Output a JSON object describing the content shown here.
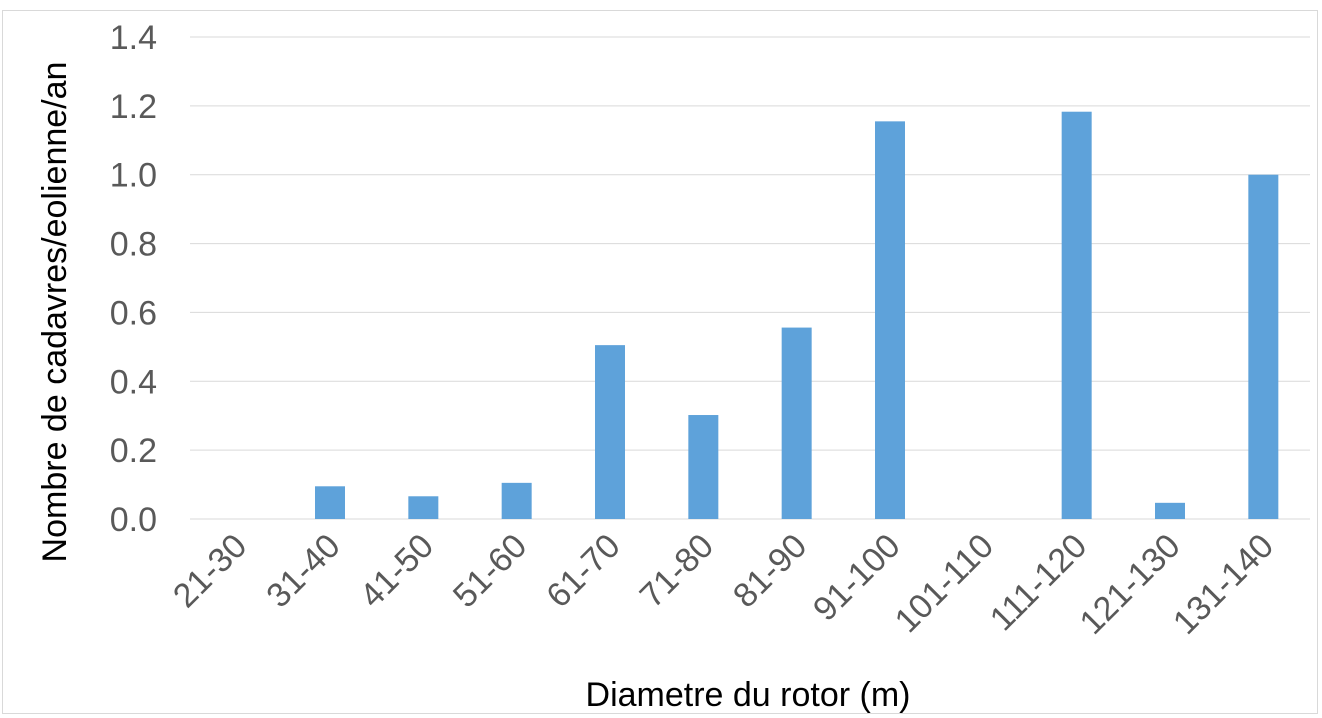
{
  "chart_data": {
    "type": "bar",
    "title": "",
    "xlabel": "Diametre du rotor (m)",
    "ylabel": "Nombre de cadavres/eolienne/an",
    "categories": [
      "21-30",
      "31-40",
      "41-50",
      "51-60",
      "61-70",
      "71-80",
      "81-90",
      "91-100",
      "101-110",
      "111-120",
      "121-130",
      "131-140"
    ],
    "values": [
      0,
      0.095,
      0.066,
      0.105,
      0.505,
      0.302,
      0.556,
      1.155,
      0,
      1.183,
      0.047,
      1.0
    ],
    "ylim": [
      0,
      1.4
    ],
    "yticks": [
      "0.0",
      "0.2",
      "0.4",
      "0.6",
      "0.8",
      "1.0",
      "1.2",
      "1.4"
    ],
    "grid": true,
    "legend": "none",
    "colors": {
      "bar": "#5ea2da",
      "grid": "#d9d9d9",
      "tick_text": "#595959"
    }
  }
}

WORK TO BE COMPLETED: In this exercise, set down all of the data exactly, without the pictures.

COMPLETE OUTPUT:
Output a JSON object describing the content shown here.
{
  "chart_data": {
    "type": "bar",
    "title": "",
    "xlabel": "Diametre du rotor (m)",
    "ylabel": "Nombre de cadavres/eolienne/an",
    "categories": [
      "21-30",
      "31-40",
      "41-50",
      "51-60",
      "61-70",
      "71-80",
      "81-90",
      "91-100",
      "101-110",
      "111-120",
      "121-130",
      "131-140"
    ],
    "values": [
      0,
      0.095,
      0.066,
      0.105,
      0.505,
      0.302,
      0.556,
      1.155,
      0,
      1.183,
      0.047,
      1.0
    ],
    "ylim": [
      0,
      1.4
    ],
    "yticks": [
      "0.0",
      "0.2",
      "0.4",
      "0.6",
      "0.8",
      "1.0",
      "1.2",
      "1.4"
    ],
    "grid": true,
    "legend": "none",
    "colors": {
      "bar": "#5ea2da",
      "grid": "#d9d9d9",
      "tick_text": "#595959"
    }
  }
}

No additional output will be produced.